_Exercise goal_: Scan the listing below. Report each line that includes "Password".

_Data entries_:

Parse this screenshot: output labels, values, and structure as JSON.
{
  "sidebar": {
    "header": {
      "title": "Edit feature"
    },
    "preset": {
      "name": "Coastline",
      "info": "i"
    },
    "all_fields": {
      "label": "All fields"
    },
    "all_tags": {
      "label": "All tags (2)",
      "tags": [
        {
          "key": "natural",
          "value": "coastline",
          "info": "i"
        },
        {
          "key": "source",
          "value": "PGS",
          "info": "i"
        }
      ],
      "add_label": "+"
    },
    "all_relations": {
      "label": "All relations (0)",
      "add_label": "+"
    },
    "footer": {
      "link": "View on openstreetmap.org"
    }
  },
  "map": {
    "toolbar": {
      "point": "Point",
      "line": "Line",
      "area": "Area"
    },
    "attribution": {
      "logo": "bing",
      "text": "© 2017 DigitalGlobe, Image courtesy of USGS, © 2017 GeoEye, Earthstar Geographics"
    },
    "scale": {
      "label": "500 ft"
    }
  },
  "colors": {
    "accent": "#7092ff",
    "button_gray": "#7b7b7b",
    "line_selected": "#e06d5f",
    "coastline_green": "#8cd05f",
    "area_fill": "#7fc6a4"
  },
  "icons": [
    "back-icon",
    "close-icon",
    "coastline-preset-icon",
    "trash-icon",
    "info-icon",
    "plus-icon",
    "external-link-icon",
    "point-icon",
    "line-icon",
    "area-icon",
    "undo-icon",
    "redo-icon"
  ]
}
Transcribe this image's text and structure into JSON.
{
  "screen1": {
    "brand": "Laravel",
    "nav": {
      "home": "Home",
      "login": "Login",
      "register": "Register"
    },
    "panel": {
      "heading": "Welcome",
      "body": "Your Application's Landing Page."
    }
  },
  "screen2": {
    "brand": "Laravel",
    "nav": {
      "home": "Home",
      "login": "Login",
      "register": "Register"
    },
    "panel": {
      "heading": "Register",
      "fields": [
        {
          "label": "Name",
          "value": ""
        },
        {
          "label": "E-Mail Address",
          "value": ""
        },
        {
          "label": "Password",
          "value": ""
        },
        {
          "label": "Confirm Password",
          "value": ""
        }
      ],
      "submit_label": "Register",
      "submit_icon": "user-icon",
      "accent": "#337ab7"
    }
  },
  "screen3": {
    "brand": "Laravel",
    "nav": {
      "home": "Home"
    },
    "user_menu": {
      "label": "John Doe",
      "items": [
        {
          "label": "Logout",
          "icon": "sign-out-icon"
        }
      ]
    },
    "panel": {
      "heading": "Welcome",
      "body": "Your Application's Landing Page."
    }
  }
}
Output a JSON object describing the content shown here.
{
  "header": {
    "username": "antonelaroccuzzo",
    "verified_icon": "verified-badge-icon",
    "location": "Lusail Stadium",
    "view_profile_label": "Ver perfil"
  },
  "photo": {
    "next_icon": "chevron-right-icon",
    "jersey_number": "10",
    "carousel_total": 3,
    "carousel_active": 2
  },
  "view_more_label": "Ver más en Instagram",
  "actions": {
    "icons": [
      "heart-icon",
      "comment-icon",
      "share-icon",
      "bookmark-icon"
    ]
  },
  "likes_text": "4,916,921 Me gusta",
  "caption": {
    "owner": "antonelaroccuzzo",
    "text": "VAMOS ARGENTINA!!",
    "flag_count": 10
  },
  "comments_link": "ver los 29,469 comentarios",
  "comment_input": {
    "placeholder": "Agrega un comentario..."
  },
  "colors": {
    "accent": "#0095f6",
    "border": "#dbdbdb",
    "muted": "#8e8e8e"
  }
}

_Solution to this exercise_:
          "label": "Password",
          "label": "Confirm Password",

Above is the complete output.